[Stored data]
★ ★ ★ ★

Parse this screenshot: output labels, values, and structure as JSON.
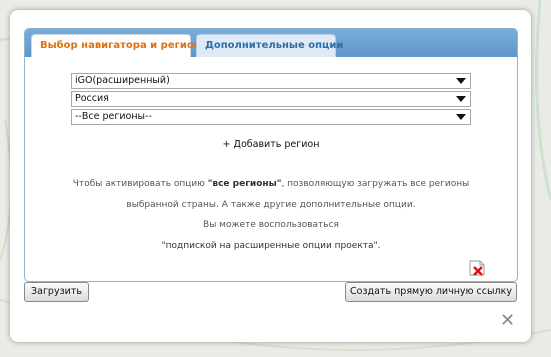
{
  "tabs": {
    "active_label": "Выбор навигатора и региона",
    "inactive_label": "Дополнительные опции"
  },
  "selects": {
    "navigator": "iGO(расширенный)",
    "country": "Россия",
    "region": "--Все регионы--"
  },
  "add_region_label": "+ Добавить регион",
  "info": {
    "line1_pre": "Чтобы активировать опцию ",
    "line1_bold": "\"все регионы\"",
    "line1_post": ", позволяющую загружать все регионы",
    "line2": "выбранной страны. А также другие дополнительные опции.",
    "line3": "Вы можете воспользоваться",
    "line4": "\"подпиской на расширенные опции проекта\"."
  },
  "buttons": {
    "upload_label": "Загрузить",
    "create_link_label": "Создать прямую личную ссылку"
  },
  "icons": {
    "broken_image": "broken-image-icon",
    "close": "close-icon"
  },
  "colors": {
    "tab_bar": "#6aa3d4",
    "active_tab_text": "#e17009",
    "inactive_tab_text": "#2e6ea6"
  }
}
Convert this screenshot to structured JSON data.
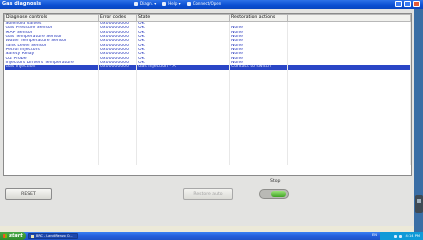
{
  "window": {
    "title": "Gas diagnosis"
  },
  "menu": {
    "items": [
      {
        "icon": "tool-icon",
        "label": "Diagn. ▾"
      },
      {
        "icon": "help-icon",
        "label": "Help ▾"
      },
      {
        "icon": "window-icon",
        "label": "Connect/Open"
      }
    ]
  },
  "table": {
    "columns": [
      "Diagnose controls",
      "Error codes",
      "State",
      "Restoration actions"
    ],
    "rows": [
      {
        "control": "Solenoid valves",
        "code": "0x00000000",
        "state": "OK",
        "action": ""
      },
      {
        "control": "Gas Pressure Sensor",
        "code": "0x00000000",
        "state": "OK",
        "action": "None"
      },
      {
        "control": "MAP Sensor",
        "code": "0x00000000",
        "state": "OK",
        "action": "None"
      },
      {
        "control": "Gas Temperature Sensor",
        "code": "0x00000000",
        "state": "OK",
        "action": "None"
      },
      {
        "control": "Water Temperature Sensor",
        "code": "0x00000000",
        "state": "OK",
        "action": "None"
      },
      {
        "control": "Tank Level Sensor",
        "code": "0x00000000",
        "state": "OK",
        "action": "None"
      },
      {
        "control": "Petrol Injectors",
        "code": "0x00000000",
        "state": "OK",
        "action": "None"
      },
      {
        "control": "Safety Relay",
        "code": "0x00000000",
        "state": "OK",
        "action": "None"
      },
      {
        "control": "O2 Probe",
        "code": "0x00000000",
        "state": "OK",
        "action": "None"
      },
      {
        "control": "Injectors Drivers Temperature",
        "code": "0x00000000",
        "state": "OK",
        "action": "None"
      },
      {
        "control": "Gas Injection",
        "code": "0x00000000",
        "state": "Gas Injection - A",
        "action": "Contact to switch",
        "selected": true
      }
    ]
  },
  "buttons": {
    "reset": "RESET",
    "apply": "Restore auto"
  },
  "stop": {
    "label": "Stop",
    "active": true
  },
  "taskbar": {
    "start": "start",
    "task": "BRC - LandiRenzo O...",
    "lang": "EN",
    "clock": "4:14 PM"
  }
}
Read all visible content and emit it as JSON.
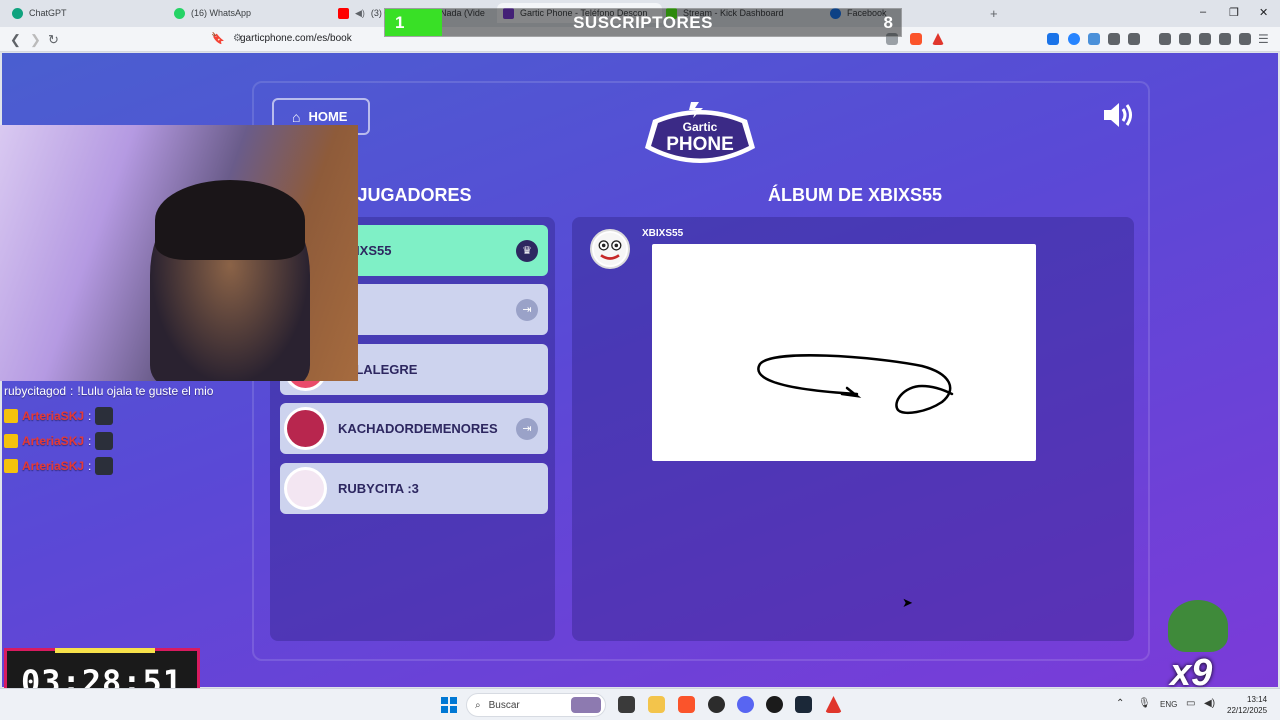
{
  "browser": {
    "tabs": [
      {
        "label": "ChatGPT",
        "icon": "chatgpt-icon",
        "color": "#10a37f"
      },
      {
        "label": "(16) WhatsApp",
        "icon": "whatsapp-icon",
        "color": "#25d366"
      },
      {
        "label": "(3) O",
        "icon": "youtube-icon",
        "color": "#ff0000"
      },
      {
        "label": "Nada (Vide",
        "icon": "video-icon",
        "color": "#888888"
      },
      {
        "label": "Gartic Phone - Teléfono Descon",
        "icon": "gartic-icon",
        "color": "#7b3bd8"
      },
      {
        "label": "Stream - Kick Dashboard",
        "icon": "kick-icon",
        "color": "#53fc18"
      },
      {
        "label": "Facebook",
        "icon": "facebook-icon",
        "color": "#1877f2"
      }
    ],
    "url": "garticphone.com/es/book",
    "new_tab": "+",
    "window_controls": {
      "minimize": "–",
      "maximize": "❐",
      "close": "✕"
    }
  },
  "subscriber_goal": {
    "current": "1",
    "label": "SUSCRIPTORES",
    "goal": "8",
    "progress_fraction": 0.11,
    "fill_color": "#39e026"
  },
  "game": {
    "home_label": "HOME",
    "logo_top": "Gartic",
    "logo_bottom": "PHONE",
    "players_title": "JUGADORES",
    "album_title": "ÁLBUM DE XBIXS55",
    "players": [
      {
        "name": "XBIXS55",
        "host": true,
        "icon": "crown-icon"
      },
      {
        "name": "",
        "host": false,
        "icon": "exit-icon"
      },
      {
        "name": "YELALEGRE",
        "host": false,
        "icon": ""
      },
      {
        "name": "KACHADORDEMENORES",
        "host": false,
        "icon": "exit-icon"
      },
      {
        "name": "RUBYCITA :3",
        "host": false,
        "icon": ""
      }
    ],
    "album_entry": {
      "author": "XBIXS55",
      "avatar": "clown-avatar"
    },
    "accent_color": "#7ff0c6"
  },
  "overlay": {
    "chat": [
      {
        "user": "rubycitagod",
        "message": "!Lulu ojala te guste el mio"
      },
      {
        "user": "ArteriaSKJ",
        "message": ""
      },
      {
        "user": "ArteriaSKJ",
        "message": ""
      },
      {
        "user": "ArteriaSKJ",
        "message": ""
      }
    ],
    "chat_separator": " : ",
    "timer": "03:28:51",
    "multiplier": "x9"
  },
  "taskbar": {
    "search_placeholder": "Buscar",
    "language": "ENG",
    "time": "13:14",
    "date": "22/12/2025"
  }
}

★ ★ ★ ★

> **GIVEN REQUEST**
Each entry gets copied exactly; the pictures stay out.

> **OUTPUT**
Parse this screenshot: output labels, values, and structure as JSON.
{
  "tabs": {
    "active_label": "Выбор навигатора и региона",
    "inactive_label": "Дополнительные опции"
  },
  "selects": {
    "navigator": "iGO(расширенный)",
    "country": "Россия",
    "region": "--Все регионы--"
  },
  "add_region_label": "+ Добавить регион",
  "info": {
    "line1_pre": "Чтобы активировать опцию ",
    "line1_bold": "\"все регионы\"",
    "line1_post": ", позволяющую загружать все регионы",
    "line2": "выбранной страны. А также другие дополнительные опции.",
    "line3": "Вы можете воспользоваться",
    "line4": "\"подпиской на расширенные опции проекта\"."
  },
  "buttons": {
    "upload_label": "Загрузить",
    "create_link_label": "Создать прямую личную ссылку"
  },
  "icons": {
    "broken_image": "broken-image-icon",
    "close": "close-icon"
  },
  "colors": {
    "tab_bar": "#6aa3d4",
    "active_tab_text": "#e17009",
    "inactive_tab_text": "#2e6ea6"
  }
}
Convert this screenshot to structured JSON data.
{
  "window": {
    "title": "Gas diagnosis"
  },
  "menu": {
    "items": [
      {
        "icon": "tool-icon",
        "label": "Diagn. ▾"
      },
      {
        "icon": "help-icon",
        "label": "Help ▾"
      },
      {
        "icon": "window-icon",
        "label": "Connect/Open"
      }
    ]
  },
  "table": {
    "columns": [
      "Diagnose controls",
      "Error codes",
      "State",
      "Restoration actions"
    ],
    "rows": [
      {
        "control": "Solenoid valves",
        "code": "0x00000000",
        "state": "OK",
        "action": ""
      },
      {
        "control": "Gas Pressure Sensor",
        "code": "0x00000000",
        "state": "OK",
        "action": "None"
      },
      {
        "control": "MAP Sensor",
        "code": "0x00000000",
        "state": "OK",
        "action": "None"
      },
      {
        "control": "Gas Temperature Sensor",
        "code": "0x00000000",
        "state": "OK",
        "action": "None"
      },
      {
        "control": "Water Temperature Sensor",
        "code": "0x00000000",
        "state": "OK",
        "action": "None"
      },
      {
        "control": "Tank Level Sensor",
        "code": "0x00000000",
        "state": "OK",
        "action": "None"
      },
      {
        "control": "Petrol Injectors",
        "code": "0x00000000",
        "state": "OK",
        "action": "None"
      },
      {
        "control": "Safety Relay",
        "code": "0x00000000",
        "state": "OK",
        "action": "None"
      },
      {
        "control": "O2 Probe",
        "code": "0x00000000",
        "state": "OK",
        "action": "None"
      },
      {
        "control": "Injectors Drivers Temperature",
        "code": "0x00000000",
        "state": "OK",
        "action": "None"
      },
      {
        "control": "Gas Injection",
        "code": "0x00000000",
        "state": "Gas Injection - A",
        "action": "Contact to switch",
        "selected": true
      }
    ]
  },
  "buttons": {
    "reset": "RESET",
    "apply": "Restore auto"
  },
  "stop": {
    "label": "Stop",
    "active": true
  },
  "taskbar": {
    "start": "start",
    "task": "BRC - LandiRenzo O...",
    "lang": "EN",
    "clock": "4:14 PM"
  }
}
Read all visible content and emit it as JSON.
{
  "browser": {
    "tabs": [
      {
        "label": "ChatGPT",
        "icon": "chatgpt-icon",
        "color": "#10a37f"
      },
      {
        "label": "(16) WhatsApp",
        "icon": "whatsapp-icon",
        "color": "#25d366"
      },
      {
        "label": "(3) O",
        "icon": "youtube-icon",
        "color": "#ff0000"
      },
      {
        "label": "Nada (Vide",
        "icon": "video-icon",
        "color": "#888888"
      },
      {
        "label": "Gartic Phone - Teléfono Descon",
        "icon": "gartic-icon",
        "color": "#7b3bd8"
      },
      {
        "label": "Stream - Kick Dashboard",
        "icon": "kick-icon",
        "color": "#53fc18"
      },
      {
        "label": "Facebook",
        "icon": "facebook-icon",
        "color": "#1877f2"
      }
    ],
    "url": "garticphone.com/es/book",
    "new_tab": "+",
    "window_controls": {
      "minimize": "–",
      "maximize": "❐",
      "close": "✕"
    }
  },
  "subscriber_goal": {
    "current": "1",
    "label": "SUSCRIPTORES",
    "goal": "8",
    "progress_fraction": 0.11,
    "fill_color": "#39e026"
  },
  "game": {
    "home_label": "HOME",
    "logo_top": "Gartic",
    "logo_bottom": "PHONE",
    "players_title": "JUGADORES",
    "album_title": "ÁLBUM DE XBIXS55",
    "players": [
      {
        "name": "XBIXS55",
        "host": true,
        "icon": "crown-icon"
      },
      {
        "name": "",
        "host": false,
        "icon": "exit-icon"
      },
      {
        "name": "YELALEGRE",
        "host": false,
        "icon": ""
      },
      {
        "name": "KACHADORDEMENORES",
        "host": false,
        "icon": "exit-icon"
      },
      {
        "name": "RUBYCITA :3",
        "host": false,
        "icon": ""
      }
    ],
    "album_entry": {
      "author": "XBIXS55",
      "avatar": "clown-avatar"
    },
    "accent_color": "#7ff0c6"
  },
  "overlay": {
    "chat": [
      {
        "user": "rubycitagod",
        "message": "!Lulu ojala te guste el mio"
      },
      {
        "user": "ArteriaSKJ",
        "message": ""
      },
      {
        "user": "ArteriaSKJ",
        "message": ""
      },
      {
        "user": "ArteriaSKJ",
        "message": ""
      }
    ],
    "chat_separator": " : ",
    "timer": "03:28:51",
    "multiplier": "x9"
  },
  "taskbar": {
    "search_placeholder": "Buscar",
    "language": "ENG",
    "time": "13:14",
    "date": "22/12/2025"
  }
}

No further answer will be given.